WHAT IS BEING ASKED
All of the records below should be output exactly.

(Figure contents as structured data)
"""
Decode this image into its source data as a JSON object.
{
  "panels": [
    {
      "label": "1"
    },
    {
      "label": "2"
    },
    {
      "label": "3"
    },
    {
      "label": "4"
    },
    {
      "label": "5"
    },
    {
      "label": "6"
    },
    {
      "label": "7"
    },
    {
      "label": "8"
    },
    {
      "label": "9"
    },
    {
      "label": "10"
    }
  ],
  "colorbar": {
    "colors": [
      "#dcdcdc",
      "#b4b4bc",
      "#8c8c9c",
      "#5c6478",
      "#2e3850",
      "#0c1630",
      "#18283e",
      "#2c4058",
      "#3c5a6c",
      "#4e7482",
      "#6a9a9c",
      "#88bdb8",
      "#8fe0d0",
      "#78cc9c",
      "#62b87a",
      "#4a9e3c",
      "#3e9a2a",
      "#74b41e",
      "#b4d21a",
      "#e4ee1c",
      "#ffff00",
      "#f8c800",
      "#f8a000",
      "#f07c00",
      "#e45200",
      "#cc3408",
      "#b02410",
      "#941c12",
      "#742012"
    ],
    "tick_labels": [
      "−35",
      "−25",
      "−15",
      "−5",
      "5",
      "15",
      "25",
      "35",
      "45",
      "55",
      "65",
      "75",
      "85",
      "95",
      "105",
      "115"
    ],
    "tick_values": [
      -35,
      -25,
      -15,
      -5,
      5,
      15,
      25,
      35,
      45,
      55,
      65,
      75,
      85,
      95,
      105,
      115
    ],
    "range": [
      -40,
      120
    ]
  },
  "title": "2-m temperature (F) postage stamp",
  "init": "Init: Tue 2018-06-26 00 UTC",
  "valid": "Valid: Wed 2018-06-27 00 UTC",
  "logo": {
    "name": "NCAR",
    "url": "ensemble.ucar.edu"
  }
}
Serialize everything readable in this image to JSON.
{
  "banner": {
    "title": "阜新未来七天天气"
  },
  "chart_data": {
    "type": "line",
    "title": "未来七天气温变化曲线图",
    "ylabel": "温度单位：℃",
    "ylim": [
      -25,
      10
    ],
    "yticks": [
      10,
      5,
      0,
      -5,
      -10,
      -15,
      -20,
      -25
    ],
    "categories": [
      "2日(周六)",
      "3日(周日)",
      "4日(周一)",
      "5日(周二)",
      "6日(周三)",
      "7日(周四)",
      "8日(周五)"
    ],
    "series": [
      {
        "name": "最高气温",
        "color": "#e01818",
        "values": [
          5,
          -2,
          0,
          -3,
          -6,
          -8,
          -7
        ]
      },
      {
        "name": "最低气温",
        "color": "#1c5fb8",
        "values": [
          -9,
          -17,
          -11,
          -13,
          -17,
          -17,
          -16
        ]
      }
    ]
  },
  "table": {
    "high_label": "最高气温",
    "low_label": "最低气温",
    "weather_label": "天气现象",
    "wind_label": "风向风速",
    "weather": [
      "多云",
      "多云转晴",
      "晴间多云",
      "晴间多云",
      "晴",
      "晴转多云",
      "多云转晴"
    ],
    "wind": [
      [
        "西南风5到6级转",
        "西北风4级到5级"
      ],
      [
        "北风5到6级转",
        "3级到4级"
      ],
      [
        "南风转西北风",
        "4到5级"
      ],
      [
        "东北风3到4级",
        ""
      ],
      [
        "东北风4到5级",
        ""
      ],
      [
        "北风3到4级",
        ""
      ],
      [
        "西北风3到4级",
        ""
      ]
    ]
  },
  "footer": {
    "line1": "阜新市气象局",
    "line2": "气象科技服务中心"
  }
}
"""
FULL RESPONSE
Decode this image into its source data as a JSON object.
{
  "panels": [
    {
      "label": "1"
    },
    {
      "label": "2"
    },
    {
      "label": "3"
    },
    {
      "label": "4"
    },
    {
      "label": "5"
    },
    {
      "label": "6"
    },
    {
      "label": "7"
    },
    {
      "label": "8"
    },
    {
      "label": "9"
    },
    {
      "label": "10"
    }
  ],
  "colorbar": {
    "colors": [
      "#dcdcdc",
      "#b4b4bc",
      "#8c8c9c",
      "#5c6478",
      "#2e3850",
      "#0c1630",
      "#18283e",
      "#2c4058",
      "#3c5a6c",
      "#4e7482",
      "#6a9a9c",
      "#88bdb8",
      "#8fe0d0",
      "#78cc9c",
      "#62b87a",
      "#4a9e3c",
      "#3e9a2a",
      "#74b41e",
      "#b4d21a",
      "#e4ee1c",
      "#ffff00",
      "#f8c800",
      "#f8a000",
      "#f07c00",
      "#e45200",
      "#cc3408",
      "#b02410",
      "#941c12",
      "#742012"
    ],
    "tick_labels": [
      "−35",
      "−25",
      "−15",
      "−5",
      "5",
      "15",
      "25",
      "35",
      "45",
      "55",
      "65",
      "75",
      "85",
      "95",
      "105",
      "115"
    ],
    "tick_values": [
      -35,
      -25,
      -15,
      -5,
      5,
      15,
      25,
      35,
      45,
      55,
      65,
      75,
      85,
      95,
      105,
      115
    ],
    "range": [
      -40,
      120
    ]
  },
  "title": "2-m temperature (F) postage stamp",
  "init": "Init: Tue 2018-06-26 00 UTC",
  "valid": "Valid: Wed 2018-06-27 00 UTC",
  "logo": {
    "name": "NCAR",
    "url": "ensemble.ucar.edu"
  }
}
Serialize everything readable in this image to JSON.
{
  "banner": {
    "title": "阜新未来七天天气"
  },
  "chart_data": {
    "type": "line",
    "title": "未来七天气温变化曲线图",
    "ylabel": "温度单位：℃",
    "ylim": [
      -25,
      10
    ],
    "yticks": [
      10,
      5,
      0,
      -5,
      -10,
      -15,
      -20,
      -25
    ],
    "categories": [
      "2日(周六)",
      "3日(周日)",
      "4日(周一)",
      "5日(周二)",
      "6日(周三)",
      "7日(周四)",
      "8日(周五)"
    ],
    "series": [
      {
        "name": "最高气温",
        "color": "#e01818",
        "values": [
          5,
          -2,
          0,
          -3,
          -6,
          -8,
          -7
        ]
      },
      {
        "name": "最低气温",
        "color": "#1c5fb8",
        "values": [
          -9,
          -17,
          -11,
          -13,
          -17,
          -17,
          -16
        ]
      }
    ]
  },
  "table": {
    "high_label": "最高气温",
    "low_label": "最低气温",
    "weather_label": "天气现象",
    "wind_label": "风向风速",
    "weather": [
      "多云",
      "多云转晴",
      "晴间多云",
      "晴间多云",
      "晴",
      "晴转多云",
      "多云转晴"
    ],
    "wind": [
      [
        "西南风5到6级转",
        "西北风4级到5级"
      ],
      [
        "北风5到6级转",
        "3级到4级"
      ],
      [
        "南风转西北风",
        "4到5级"
      ],
      [
        "东北风3到4级",
        ""
      ],
      [
        "东北风4到5级",
        ""
      ],
      [
        "北风3到4级",
        ""
      ],
      [
        "西北风3到4级",
        ""
      ]
    ]
  },
  "footer": {
    "line1": "阜新市气象局",
    "line2": "气象科技服务中心"
  }
}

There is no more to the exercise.